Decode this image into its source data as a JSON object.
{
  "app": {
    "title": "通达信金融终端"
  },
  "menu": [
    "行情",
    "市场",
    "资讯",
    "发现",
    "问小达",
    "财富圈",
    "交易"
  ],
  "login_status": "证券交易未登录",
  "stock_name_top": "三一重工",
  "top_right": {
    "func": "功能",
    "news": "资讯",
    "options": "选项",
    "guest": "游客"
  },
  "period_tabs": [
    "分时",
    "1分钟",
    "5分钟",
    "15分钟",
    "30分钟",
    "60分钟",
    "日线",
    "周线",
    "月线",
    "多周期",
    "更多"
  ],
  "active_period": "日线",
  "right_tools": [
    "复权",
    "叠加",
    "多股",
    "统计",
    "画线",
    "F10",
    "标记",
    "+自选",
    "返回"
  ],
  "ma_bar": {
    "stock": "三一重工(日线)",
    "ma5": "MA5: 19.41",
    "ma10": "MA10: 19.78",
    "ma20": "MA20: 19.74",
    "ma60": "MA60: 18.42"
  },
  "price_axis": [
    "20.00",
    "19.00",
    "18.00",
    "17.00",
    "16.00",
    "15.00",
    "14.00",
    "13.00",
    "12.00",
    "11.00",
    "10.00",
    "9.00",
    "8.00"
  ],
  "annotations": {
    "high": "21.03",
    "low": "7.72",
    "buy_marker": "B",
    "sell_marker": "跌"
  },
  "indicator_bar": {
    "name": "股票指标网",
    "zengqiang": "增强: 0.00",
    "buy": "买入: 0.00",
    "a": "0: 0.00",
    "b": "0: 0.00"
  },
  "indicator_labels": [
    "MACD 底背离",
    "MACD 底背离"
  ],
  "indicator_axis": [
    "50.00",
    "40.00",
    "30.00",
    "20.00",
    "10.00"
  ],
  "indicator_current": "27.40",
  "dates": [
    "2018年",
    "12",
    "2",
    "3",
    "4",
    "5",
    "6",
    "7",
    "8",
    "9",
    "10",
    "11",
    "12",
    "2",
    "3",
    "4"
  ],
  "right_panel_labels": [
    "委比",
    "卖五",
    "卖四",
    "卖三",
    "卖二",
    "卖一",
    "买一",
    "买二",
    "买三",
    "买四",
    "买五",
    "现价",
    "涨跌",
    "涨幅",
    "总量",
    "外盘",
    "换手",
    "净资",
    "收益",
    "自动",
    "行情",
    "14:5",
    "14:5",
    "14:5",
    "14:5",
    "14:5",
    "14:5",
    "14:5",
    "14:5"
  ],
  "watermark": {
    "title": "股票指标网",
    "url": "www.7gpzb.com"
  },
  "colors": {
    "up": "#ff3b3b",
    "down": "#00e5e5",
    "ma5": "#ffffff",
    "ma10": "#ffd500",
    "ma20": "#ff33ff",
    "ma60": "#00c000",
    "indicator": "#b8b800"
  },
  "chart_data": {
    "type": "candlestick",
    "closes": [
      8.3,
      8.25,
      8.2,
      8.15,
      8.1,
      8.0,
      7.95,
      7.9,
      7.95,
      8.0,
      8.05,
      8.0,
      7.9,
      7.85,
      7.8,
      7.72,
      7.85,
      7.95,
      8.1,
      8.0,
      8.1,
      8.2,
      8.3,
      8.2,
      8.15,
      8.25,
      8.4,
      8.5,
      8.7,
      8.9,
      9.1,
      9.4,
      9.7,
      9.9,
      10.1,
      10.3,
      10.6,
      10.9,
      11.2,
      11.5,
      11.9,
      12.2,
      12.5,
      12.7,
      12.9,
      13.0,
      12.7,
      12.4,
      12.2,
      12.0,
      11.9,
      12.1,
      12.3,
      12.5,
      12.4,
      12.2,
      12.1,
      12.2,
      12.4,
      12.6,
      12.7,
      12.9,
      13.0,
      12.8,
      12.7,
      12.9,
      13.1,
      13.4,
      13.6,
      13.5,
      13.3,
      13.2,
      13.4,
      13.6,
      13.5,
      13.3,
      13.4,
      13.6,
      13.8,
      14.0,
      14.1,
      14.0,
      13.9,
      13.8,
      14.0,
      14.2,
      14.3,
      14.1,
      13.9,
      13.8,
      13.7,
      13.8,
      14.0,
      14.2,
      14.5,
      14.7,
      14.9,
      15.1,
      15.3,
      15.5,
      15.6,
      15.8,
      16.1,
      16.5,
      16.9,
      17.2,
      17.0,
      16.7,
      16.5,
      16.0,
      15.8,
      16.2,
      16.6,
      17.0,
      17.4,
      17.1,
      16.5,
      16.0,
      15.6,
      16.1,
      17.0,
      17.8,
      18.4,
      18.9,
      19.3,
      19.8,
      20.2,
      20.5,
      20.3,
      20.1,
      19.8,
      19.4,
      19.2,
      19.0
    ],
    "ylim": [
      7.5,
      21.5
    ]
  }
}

- - - -

#### [Brief]
Reproduce the full set of records precisely.

#### [Problem solution]
Decode this image into its source data as a JSON object.
{
  "app": {
    "title": "通达信金融终端"
  },
  "menu": [
    "行情",
    "市场",
    "资讯",
    "发现",
    "问小达",
    "财富圈",
    "交易"
  ],
  "login_status": "证券交易未登录",
  "stock_name_top": "三一重工",
  "top_right": {
    "func": "功能",
    "news": "资讯",
    "options": "选项",
    "guest": "游客"
  },
  "period_tabs": [
    "分时",
    "1分钟",
    "5分钟",
    "15分钟",
    "30分钟",
    "60分钟",
    "日线",
    "周线",
    "月线",
    "多周期",
    "更多"
  ],
  "active_period": "日线",
  "right_tools": [
    "复权",
    "叠加",
    "多股",
    "统计",
    "画线",
    "F10",
    "标记",
    "+自选",
    "返回"
  ],
  "ma_bar": {
    "stock": "三一重工(日线)",
    "ma5": "MA5: 19.41",
    "ma10": "MA10: 19.78",
    "ma20": "MA20: 19.74",
    "ma60": "MA60: 18.42"
  },
  "price_axis": [
    "20.00",
    "19.00",
    "18.00",
    "17.00",
    "16.00",
    "15.00",
    "14.00",
    "13.00",
    "12.00",
    "11.00",
    "10.00",
    "9.00",
    "8.00"
  ],
  "annotations": {
    "high": "21.03",
    "low": "7.72",
    "buy_marker": "B",
    "sell_marker": "跌"
  },
  "indicator_bar": {
    "name": "股票指标网",
    "zengqiang": "增强: 0.00",
    "buy": "买入: 0.00",
    "a": "0: 0.00",
    "b": "0: 0.00"
  },
  "indicator_labels": [
    "MACD 底背离",
    "MACD 底背离"
  ],
  "indicator_axis": [
    "50.00",
    "40.00",
    "30.00",
    "20.00",
    "10.00"
  ],
  "indicator_current": "27.40",
  "dates": [
    "2018年",
    "12",
    "2",
    "3",
    "4",
    "5",
    "6",
    "7",
    "8",
    "9",
    "10",
    "11",
    "12",
    "2",
    "3",
    "4"
  ],
  "right_panel_labels": [
    "委比",
    "卖五",
    "卖四",
    "卖三",
    "卖二",
    "卖一",
    "买一",
    "买二",
    "买三",
    "买四",
    "买五",
    "现价",
    "涨跌",
    "涨幅",
    "总量",
    "外盘",
    "换手",
    "净资",
    "收益",
    "自动",
    "行情",
    "14:5",
    "14:5",
    "14:5",
    "14:5",
    "14:5",
    "14:5",
    "14:5",
    "14:5"
  ],
  "watermark": {
    "title": "股票指标网",
    "url": "www.7gpzb.com"
  },
  "colors": {
    "up": "#ff3b3b",
    "down": "#00e5e5",
    "ma5": "#ffffff",
    "ma10": "#ffd500",
    "ma20": "#ff33ff",
    "ma60": "#00c000",
    "indicator": "#b8b800"
  },
  "chart_data": {
    "type": "candlestick",
    "closes": [
      8.3,
      8.25,
      8.2,
      8.15,
      8.1,
      8.0,
      7.95,
      7.9,
      7.95,
      8.0,
      8.05,
      8.0,
      7.9,
      7.85,
      7.8,
      7.72,
      7.85,
      7.95,
      8.1,
      8.0,
      8.1,
      8.2,
      8.3,
      8.2,
      8.15,
      8.25,
      8.4,
      8.5,
      8.7,
      8.9,
      9.1,
      9.4,
      9.7,
      9.9,
      10.1,
      10.3,
      10.6,
      10.9,
      11.2,
      11.5,
      11.9,
      12.2,
      12.5,
      12.7,
      12.9,
      13.0,
      12.7,
      12.4,
      12.2,
      12.0,
      11.9,
      12.1,
      12.3,
      12.5,
      12.4,
      12.2,
      12.1,
      12.2,
      12.4,
      12.6,
      12.7,
      12.9,
      13.0,
      12.8,
      12.7,
      12.9,
      13.1,
      13.4,
      13.6,
      13.5,
      13.3,
      13.2,
      13.4,
      13.6,
      13.5,
      13.3,
      13.4,
      13.6,
      13.8,
      14.0,
      14.1,
      14.0,
      13.9,
      13.8,
      14.0,
      14.2,
      14.3,
      14.1,
      13.9,
      13.8,
      13.7,
      13.8,
      14.0,
      14.2,
      14.5,
      14.7,
      14.9,
      15.1,
      15.3,
      15.5,
      15.6,
      15.8,
      16.1,
      16.5,
      16.9,
      17.2,
      17.0,
      16.7,
      16.5,
      16.0,
      15.8,
      16.2,
      16.6,
      17.0,
      17.4,
      17.1,
      16.5,
      16.0,
      15.6,
      16.1,
      17.0,
      17.8,
      18.4,
      18.9,
      19.3,
      19.8,
      20.2,
      20.5,
      20.3,
      20.1,
      19.8,
      19.4,
      19.2,
      19.0
    ],
    "ylim": [
      7.5,
      21.5
    ]
  }
}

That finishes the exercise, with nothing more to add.